(Extracted data entries)

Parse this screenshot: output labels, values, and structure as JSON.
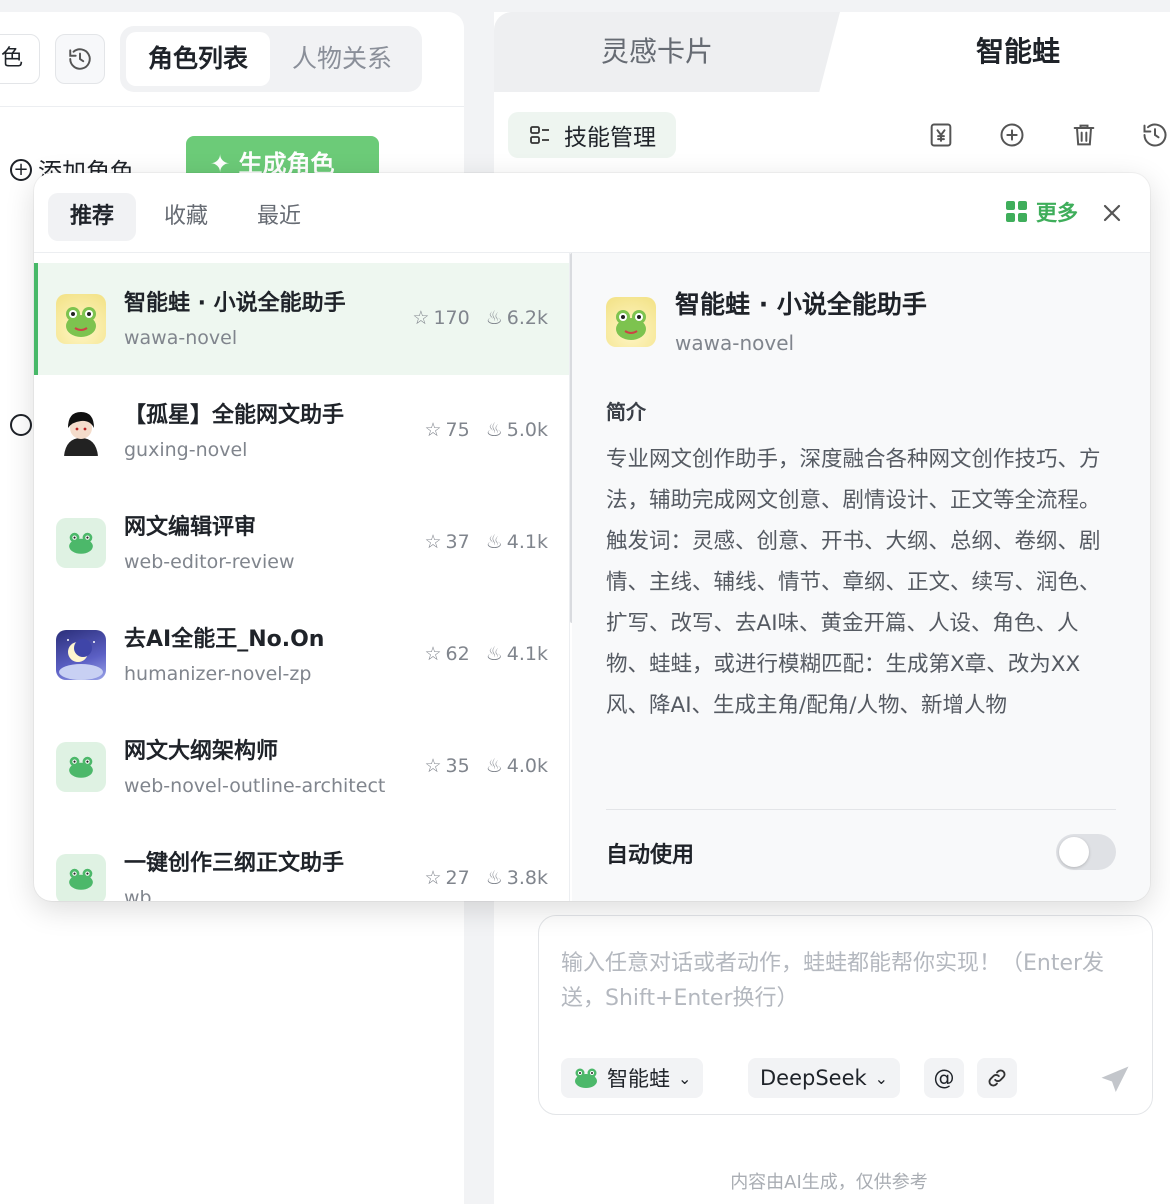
{
  "left_panel": {
    "cut_button_label": "色",
    "segments": [
      "角色列表",
      "人物关系"
    ],
    "add_role_label": "添加角色",
    "generate_role_label": "生成角色"
  },
  "right_panel": {
    "tabs": [
      "灵感卡片",
      "智能蛙"
    ],
    "skill_manage_label": "技能管理",
    "toolbar_icons": [
      "yen-icon",
      "add-circle-icon",
      "trash-icon",
      "history-icon"
    ]
  },
  "popup": {
    "tabs": [
      "推荐",
      "收藏",
      "最近"
    ],
    "more_label": "更多",
    "skills": [
      {
        "name": "智能蛙 · 小说全能助手",
        "id": "wawa-novel",
        "stars": "170",
        "heat": "6.2k",
        "avatar": "frog-3d"
      },
      {
        "name": "【孤星】全能网文助手",
        "id": "guxing-novel",
        "stars": "75",
        "heat": "5.0k",
        "avatar": "anime-boy"
      },
      {
        "name": "网文编辑评审",
        "id": "web-editor-review",
        "stars": "37",
        "heat": "4.1k",
        "avatar": "frog"
      },
      {
        "name": "去AI全能王_No.On",
        "id": "humanizer-novel-zp",
        "stars": "62",
        "heat": "4.1k",
        "avatar": "moon"
      },
      {
        "name": "网文大纲架构师",
        "id": "web-novel-outline-architect",
        "stars": "35",
        "heat": "4.0k",
        "avatar": "frog"
      },
      {
        "name": "一键创作三纲正文助手",
        "id": "wb",
        "stars": "27",
        "heat": "3.8k",
        "avatar": "frog"
      }
    ],
    "detail": {
      "name": "智能蛙 · 小说全能助手",
      "id": "wawa-novel",
      "section_title": "简介",
      "description": "专业网文创作助手，深度融合各种网文创作技巧、方法，辅助完成网文创意、剧情设计、正文等全流程。触发词：灵感、创意、开书、大纲、总纲、卷纲、剧情、主线、辅线、情节、章纲、正文、续写、润色、扩写、改写、去AI味、黄金开篇、人设、角色、人物、蛙蛙，或进行模糊匹配：生成第X章、改为XX风、降AI、生成主角/配角/人物、新增人物",
      "auto_use_label": "自动使用",
      "auto_use_enabled": false
    }
  },
  "chat": {
    "placeholder": "输入任意对话或者动作，蛙蛙都能帮你实现！（Enter发送，Shift+Enter换行）",
    "agent_label": "智能蛙",
    "model_label": "DeepSeek",
    "at_symbol": "@"
  },
  "footer": {
    "disclaimer": "内容由AI生成，仅供参考"
  },
  "colors": {
    "accent_green": "#47b868",
    "selected_row_bg": "#eef7f0",
    "generate_button": "#6ccb78"
  }
}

## DIRECTIONS
Which lines of the data include "novel"? Copy each of them.

## RESULT FOR THIS EXERCISE
        "id": "wawa-novel",
        "id": "guxing-novel",
        "id": "humanizer-novel-zp",
        "id": "web-novel-outline-architect",
      "id": "wawa-novel",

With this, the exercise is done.